— start DATA LISTING —

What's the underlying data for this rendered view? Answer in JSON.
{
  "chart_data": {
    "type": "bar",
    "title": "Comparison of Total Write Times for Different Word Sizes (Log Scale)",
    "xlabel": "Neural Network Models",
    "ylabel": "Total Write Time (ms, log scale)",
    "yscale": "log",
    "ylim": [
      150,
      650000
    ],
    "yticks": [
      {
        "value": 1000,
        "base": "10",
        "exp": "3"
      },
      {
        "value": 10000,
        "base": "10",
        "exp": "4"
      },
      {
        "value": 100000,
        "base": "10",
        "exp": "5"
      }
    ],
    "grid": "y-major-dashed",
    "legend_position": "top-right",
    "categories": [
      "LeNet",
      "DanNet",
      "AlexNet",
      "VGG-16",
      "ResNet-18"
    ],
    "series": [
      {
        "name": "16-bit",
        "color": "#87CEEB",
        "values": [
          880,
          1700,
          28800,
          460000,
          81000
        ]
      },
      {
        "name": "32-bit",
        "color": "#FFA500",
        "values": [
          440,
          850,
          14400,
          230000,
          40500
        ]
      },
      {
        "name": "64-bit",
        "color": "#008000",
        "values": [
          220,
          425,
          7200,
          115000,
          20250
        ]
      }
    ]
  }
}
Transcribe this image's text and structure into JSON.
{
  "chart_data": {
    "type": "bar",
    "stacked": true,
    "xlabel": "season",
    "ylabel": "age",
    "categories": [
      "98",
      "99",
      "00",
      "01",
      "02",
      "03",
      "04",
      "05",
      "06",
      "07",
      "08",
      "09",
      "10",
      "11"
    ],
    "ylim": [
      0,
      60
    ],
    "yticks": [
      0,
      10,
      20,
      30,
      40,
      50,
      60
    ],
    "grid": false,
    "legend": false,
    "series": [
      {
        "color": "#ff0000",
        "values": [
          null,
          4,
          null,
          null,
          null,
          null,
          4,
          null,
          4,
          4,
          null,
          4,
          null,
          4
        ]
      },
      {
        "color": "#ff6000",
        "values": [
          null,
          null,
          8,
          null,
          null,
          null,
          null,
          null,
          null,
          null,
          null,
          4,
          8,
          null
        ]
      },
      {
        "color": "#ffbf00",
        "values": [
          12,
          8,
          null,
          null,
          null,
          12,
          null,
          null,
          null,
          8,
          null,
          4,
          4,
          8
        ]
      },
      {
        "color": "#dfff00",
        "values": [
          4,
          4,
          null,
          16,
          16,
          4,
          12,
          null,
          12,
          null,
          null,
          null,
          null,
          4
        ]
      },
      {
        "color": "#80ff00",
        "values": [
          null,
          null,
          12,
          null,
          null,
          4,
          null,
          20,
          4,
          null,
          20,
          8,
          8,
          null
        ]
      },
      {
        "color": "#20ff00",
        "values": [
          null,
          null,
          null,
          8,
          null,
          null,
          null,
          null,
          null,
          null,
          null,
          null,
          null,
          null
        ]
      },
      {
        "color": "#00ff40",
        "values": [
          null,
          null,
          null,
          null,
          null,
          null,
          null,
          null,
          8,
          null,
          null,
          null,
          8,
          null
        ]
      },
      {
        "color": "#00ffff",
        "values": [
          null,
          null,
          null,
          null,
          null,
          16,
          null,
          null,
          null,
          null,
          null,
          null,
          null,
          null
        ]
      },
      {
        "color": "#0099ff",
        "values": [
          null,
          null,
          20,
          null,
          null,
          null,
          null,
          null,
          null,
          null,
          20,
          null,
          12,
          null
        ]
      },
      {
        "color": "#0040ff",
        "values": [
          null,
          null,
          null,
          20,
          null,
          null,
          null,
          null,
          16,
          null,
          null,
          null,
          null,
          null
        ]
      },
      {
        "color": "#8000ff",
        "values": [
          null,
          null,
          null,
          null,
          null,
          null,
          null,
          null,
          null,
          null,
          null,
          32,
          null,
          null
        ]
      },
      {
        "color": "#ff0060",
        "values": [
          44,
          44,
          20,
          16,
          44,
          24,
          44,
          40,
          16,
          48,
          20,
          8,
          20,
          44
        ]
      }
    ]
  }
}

— end DATA LISTING —

DIRECTION:
Repeat every record, keeping each word and mark exactly as it is.

TASK ANSWER:
What's the underlying data for this rendered view? Answer in JSON.
{
  "chart_data": {
    "type": "bar",
    "title": "Comparison of Total Write Times for Different Word Sizes (Log Scale)",
    "xlabel": "Neural Network Models",
    "ylabel": "Total Write Time (ms, log scale)",
    "yscale": "log",
    "ylim": [
      150,
      650000
    ],
    "yticks": [
      {
        "value": 1000,
        "base": "10",
        "exp": "3"
      },
      {
        "value": 10000,
        "base": "10",
        "exp": "4"
      },
      {
        "value": 100000,
        "base": "10",
        "exp": "5"
      }
    ],
    "grid": "y-major-dashed",
    "legend_position": "top-right",
    "categories": [
      "LeNet",
      "DanNet",
      "AlexNet",
      "VGG-16",
      "ResNet-18"
    ],
    "series": [
      {
        "name": "16-bit",
        "color": "#87CEEB",
        "values": [
          880,
          1700,
          28800,
          460000,
          81000
        ]
      },
      {
        "name": "32-bit",
        "color": "#FFA500",
        "values": [
          440,
          850,
          14400,
          230000,
          40500
        ]
      },
      {
        "name": "64-bit",
        "color": "#008000",
        "values": [
          220,
          425,
          7200,
          115000,
          20250
        ]
      }
    ]
  }
}
Transcribe this image's text and structure into JSON.
{
  "chart_data": {
    "type": "bar",
    "stacked": true,
    "xlabel": "season",
    "ylabel": "age",
    "categories": [
      "98",
      "99",
      "00",
      "01",
      "02",
      "03",
      "04",
      "05",
      "06",
      "07",
      "08",
      "09",
      "10",
      "11"
    ],
    "ylim": [
      0,
      60
    ],
    "yticks": [
      0,
      10,
      20,
      30,
      40,
      50,
      60
    ],
    "grid": false,
    "legend": false,
    "series": [
      {
        "color": "#ff0000",
        "values": [
          null,
          4,
          null,
          null,
          null,
          null,
          4,
          null,
          4,
          4,
          null,
          4,
          null,
          4
        ]
      },
      {
        "color": "#ff6000",
        "values": [
          null,
          null,
          8,
          null,
          null,
          null,
          null,
          null,
          null,
          null,
          null,
          4,
          8,
          null
        ]
      },
      {
        "color": "#ffbf00",
        "values": [
          12,
          8,
          null,
          null,
          null,
          12,
          null,
          null,
          null,
          8,
          null,
          4,
          4,
          8
        ]
      },
      {
        "color": "#dfff00",
        "values": [
          4,
          4,
          null,
          16,
          16,
          4,
          12,
          null,
          12,
          null,
          null,
          null,
          null,
          4
        ]
      },
      {
        "color": "#80ff00",
        "values": [
          null,
          null,
          12,
          null,
          null,
          4,
          null,
          20,
          4,
          null,
          20,
          8,
          8,
          null
        ]
      },
      {
        "color": "#20ff00",
        "values": [
          null,
          null,
          null,
          8,
          null,
          null,
          null,
          null,
          null,
          null,
          null,
          null,
          null,
          null
        ]
      },
      {
        "color": "#00ff40",
        "values": [
          null,
          null,
          null,
          null,
          null,
          null,
          null,
          null,
          8,
          null,
          null,
          null,
          8,
          null
        ]
      },
      {
        "color": "#00ffff",
        "values": [
          null,
          null,
          null,
          null,
          null,
          16,
          null,
          null,
          null,
          null,
          null,
          null,
          null,
          null
        ]
      },
      {
        "color": "#0099ff",
        "values": [
          null,
          null,
          20,
          null,
          null,
          null,
          null,
          null,
          null,
          null,
          20,
          null,
          12,
          null
        ]
      },
      {
        "color": "#0040ff",
        "values": [
          null,
          null,
          null,
          20,
          null,
          null,
          null,
          null,
          16,
          null,
          null,
          null,
          null,
          null
        ]
      },
      {
        "color": "#8000ff",
        "values": [
          null,
          null,
          null,
          null,
          null,
          null,
          null,
          null,
          null,
          null,
          null,
          32,
          null,
          null
        ]
      },
      {
        "color": "#ff0060",
        "values": [
          44,
          44,
          20,
          16,
          44,
          24,
          44,
          40,
          16,
          48,
          20,
          8,
          20,
          44
        ]
      }
    ]
  }
}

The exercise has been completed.